Dataset rows:
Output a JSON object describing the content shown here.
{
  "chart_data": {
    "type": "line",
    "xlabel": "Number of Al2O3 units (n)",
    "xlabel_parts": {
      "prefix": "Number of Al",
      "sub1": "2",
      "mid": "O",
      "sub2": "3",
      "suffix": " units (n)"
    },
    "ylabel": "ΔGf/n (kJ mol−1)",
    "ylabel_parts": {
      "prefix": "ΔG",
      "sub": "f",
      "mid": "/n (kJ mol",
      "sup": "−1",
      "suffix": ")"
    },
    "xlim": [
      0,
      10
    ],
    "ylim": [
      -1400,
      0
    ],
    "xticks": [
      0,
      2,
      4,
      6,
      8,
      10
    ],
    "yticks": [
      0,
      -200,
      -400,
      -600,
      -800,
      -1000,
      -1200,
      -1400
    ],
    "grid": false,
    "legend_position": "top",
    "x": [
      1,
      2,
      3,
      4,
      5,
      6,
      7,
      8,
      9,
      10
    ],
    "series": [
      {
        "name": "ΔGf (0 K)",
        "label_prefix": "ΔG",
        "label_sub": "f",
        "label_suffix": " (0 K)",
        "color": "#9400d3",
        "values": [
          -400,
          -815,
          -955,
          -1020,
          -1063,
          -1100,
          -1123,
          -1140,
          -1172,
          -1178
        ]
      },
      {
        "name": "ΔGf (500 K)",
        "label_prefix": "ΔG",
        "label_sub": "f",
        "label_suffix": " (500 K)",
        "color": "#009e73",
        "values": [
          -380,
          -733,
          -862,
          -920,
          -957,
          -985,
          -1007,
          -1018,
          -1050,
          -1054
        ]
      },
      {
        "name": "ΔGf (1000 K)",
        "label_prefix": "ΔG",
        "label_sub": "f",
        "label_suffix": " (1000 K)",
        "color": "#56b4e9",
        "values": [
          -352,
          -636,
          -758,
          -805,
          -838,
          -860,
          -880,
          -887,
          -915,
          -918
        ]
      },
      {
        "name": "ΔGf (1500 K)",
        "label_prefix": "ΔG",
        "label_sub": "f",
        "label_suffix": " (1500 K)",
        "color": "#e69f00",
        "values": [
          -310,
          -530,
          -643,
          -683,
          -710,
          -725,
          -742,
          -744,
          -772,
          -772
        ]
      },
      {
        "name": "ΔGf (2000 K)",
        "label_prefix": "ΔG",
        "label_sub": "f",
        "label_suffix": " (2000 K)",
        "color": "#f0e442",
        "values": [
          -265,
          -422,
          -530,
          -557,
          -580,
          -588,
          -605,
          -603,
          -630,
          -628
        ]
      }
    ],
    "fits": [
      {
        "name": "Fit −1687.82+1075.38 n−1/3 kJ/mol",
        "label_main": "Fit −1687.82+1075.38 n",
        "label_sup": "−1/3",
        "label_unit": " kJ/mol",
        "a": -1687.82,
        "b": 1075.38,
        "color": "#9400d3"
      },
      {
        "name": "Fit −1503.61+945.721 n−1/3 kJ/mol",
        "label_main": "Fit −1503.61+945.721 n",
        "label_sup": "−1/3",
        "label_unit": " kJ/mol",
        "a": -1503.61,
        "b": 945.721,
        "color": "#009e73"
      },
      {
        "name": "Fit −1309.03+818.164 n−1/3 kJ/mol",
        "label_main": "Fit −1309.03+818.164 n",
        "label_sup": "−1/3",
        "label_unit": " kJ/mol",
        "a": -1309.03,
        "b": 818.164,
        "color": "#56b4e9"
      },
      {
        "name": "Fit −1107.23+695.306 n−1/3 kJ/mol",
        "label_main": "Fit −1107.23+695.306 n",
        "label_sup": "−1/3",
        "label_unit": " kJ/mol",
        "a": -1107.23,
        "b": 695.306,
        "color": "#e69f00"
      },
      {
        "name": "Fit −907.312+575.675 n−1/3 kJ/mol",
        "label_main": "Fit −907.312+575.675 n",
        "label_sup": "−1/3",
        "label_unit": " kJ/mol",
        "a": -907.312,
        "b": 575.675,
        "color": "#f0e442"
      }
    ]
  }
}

Instruction: Write out the material from the first line to the last, exactly.

Task solution:
Output a JSON object describing the content shown here.
{
  "chart_data": {
    "type": "line",
    "xlabel": "Number of Al2O3 units (n)",
    "xlabel_parts": {
      "prefix": "Number of Al",
      "sub1": "2",
      "mid": "O",
      "sub2": "3",
      "suffix": " units (n)"
    },
    "ylabel": "ΔGf/n (kJ mol−1)",
    "ylabel_parts": {
      "prefix": "ΔG",
      "sub": "f",
      "mid": "/n (kJ mol",
      "sup": "−1",
      "suffix": ")"
    },
    "xlim": [
      0,
      10
    ],
    "ylim": [
      -1400,
      0
    ],
    "xticks": [
      0,
      2,
      4,
      6,
      8,
      10
    ],
    "yticks": [
      0,
      -200,
      -400,
      -600,
      -800,
      -1000,
      -1200,
      -1400
    ],
    "grid": false,
    "legend_position": "top",
    "x": [
      1,
      2,
      3,
      4,
      5,
      6,
      7,
      8,
      9,
      10
    ],
    "series": [
      {
        "name": "ΔGf (0 K)",
        "label_prefix": "ΔG",
        "label_sub": "f",
        "label_suffix": " (0 K)",
        "color": "#9400d3",
        "values": [
          -400,
          -815,
          -955,
          -1020,
          -1063,
          -1100,
          -1123,
          -1140,
          -1172,
          -1178
        ]
      },
      {
        "name": "ΔGf (500 K)",
        "label_prefix": "ΔG",
        "label_sub": "f",
        "label_suffix": " (500 K)",
        "color": "#009e73",
        "values": [
          -380,
          -733,
          -862,
          -920,
          -957,
          -985,
          -1007,
          -1018,
          -1050,
          -1054
        ]
      },
      {
        "name": "ΔGf (1000 K)",
        "label_prefix": "ΔG",
        "label_sub": "f",
        "label_suffix": " (1000 K)",
        "color": "#56b4e9",
        "values": [
          -352,
          -636,
          -758,
          -805,
          -838,
          -860,
          -880,
          -887,
          -915,
          -918
        ]
      },
      {
        "name": "ΔGf (1500 K)",
        "label_prefix": "ΔG",
        "label_sub": "f",
        "label_suffix": " (1500 K)",
        "color": "#e69f00",
        "values": [
          -310,
          -530,
          -643,
          -683,
          -710,
          -725,
          -742,
          -744,
          -772,
          -772
        ]
      },
      {
        "name": "ΔGf (2000 K)",
        "label_prefix": "ΔG",
        "label_sub": "f",
        "label_suffix": " (2000 K)",
        "color": "#f0e442",
        "values": [
          -265,
          -422,
          -530,
          -557,
          -580,
          -588,
          -605,
          -603,
          -630,
          -628
        ]
      }
    ],
    "fits": [
      {
        "name": "Fit −1687.82+1075.38 n−1/3 kJ/mol",
        "label_main": "Fit −1687.82+1075.38 n",
        "label_sup": "−1/3",
        "label_unit": " kJ/mol",
        "a": -1687.82,
        "b": 1075.38,
        "color": "#9400d3"
      },
      {
        "name": "Fit −1503.61+945.721 n−1/3 kJ/mol",
        "label_main": "Fit −1503.61+945.721 n",
        "label_sup": "−1/3",
        "label_unit": " kJ/mol",
        "a": -1503.61,
        "b": 945.721,
        "color": "#009e73"
      },
      {
        "name": "Fit −1309.03+818.164 n−1/3 kJ/mol",
        "label_main": "Fit −1309.03+818.164 n",
        "label_sup": "−1/3",
        "label_unit": " kJ/mol",
        "a": -1309.03,
        "b": 818.164,
        "color": "#56b4e9"
      },
      {
        "name": "Fit −1107.23+695.306 n−1/3 kJ/mol",
        "label_main": "Fit −1107.23+695.306 n",
        "label_sup": "−1/3",
        "label_unit": " kJ/mol",
        "a": -1107.23,
        "b": 695.306,
        "color": "#e69f00"
      },
      {
        "name": "Fit −907.312+575.675 n−1/3 kJ/mol",
        "label_main": "Fit −907.312+575.675 n",
        "label_sup": "−1/3",
        "label_unit": " kJ/mol",
        "a": -907.312,
        "b": 575.675,
        "color": "#f0e442"
      }
    ]
  }
}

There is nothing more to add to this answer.